• **TASK BRIEF**
Locate the lines that hold the string "name". Copy every such line.

>> start RECORD EXTRACTS

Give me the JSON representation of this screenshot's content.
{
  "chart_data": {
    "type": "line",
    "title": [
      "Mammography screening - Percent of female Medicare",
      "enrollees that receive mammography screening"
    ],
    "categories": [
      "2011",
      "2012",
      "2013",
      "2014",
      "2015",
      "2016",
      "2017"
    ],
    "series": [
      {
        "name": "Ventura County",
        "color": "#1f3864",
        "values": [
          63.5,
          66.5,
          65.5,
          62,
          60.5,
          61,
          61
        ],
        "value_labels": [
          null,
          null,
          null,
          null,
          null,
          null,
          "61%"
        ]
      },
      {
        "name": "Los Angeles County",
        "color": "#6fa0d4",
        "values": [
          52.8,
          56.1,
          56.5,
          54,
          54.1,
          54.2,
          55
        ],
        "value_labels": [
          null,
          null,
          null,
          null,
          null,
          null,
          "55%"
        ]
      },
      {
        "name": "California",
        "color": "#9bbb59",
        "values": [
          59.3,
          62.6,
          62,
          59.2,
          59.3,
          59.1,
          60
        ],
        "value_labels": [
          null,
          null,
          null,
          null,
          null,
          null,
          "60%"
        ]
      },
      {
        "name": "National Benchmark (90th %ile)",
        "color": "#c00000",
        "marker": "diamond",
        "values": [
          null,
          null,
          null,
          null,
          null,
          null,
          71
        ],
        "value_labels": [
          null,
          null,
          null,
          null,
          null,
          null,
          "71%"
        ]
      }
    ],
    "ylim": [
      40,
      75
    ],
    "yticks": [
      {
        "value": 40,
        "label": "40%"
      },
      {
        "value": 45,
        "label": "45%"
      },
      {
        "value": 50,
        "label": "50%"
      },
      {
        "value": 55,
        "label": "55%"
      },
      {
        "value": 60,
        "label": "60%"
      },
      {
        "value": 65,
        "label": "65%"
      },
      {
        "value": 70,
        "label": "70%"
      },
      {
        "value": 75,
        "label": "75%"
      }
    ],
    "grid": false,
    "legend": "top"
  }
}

>> end RECORD EXTRACTS

• **COMPLETED EXERCISE**
        "name": "Ventura County",
        "name": "Los Angeles County",
        "name": "California",
        "name": "National Benchmark (90th %ile)",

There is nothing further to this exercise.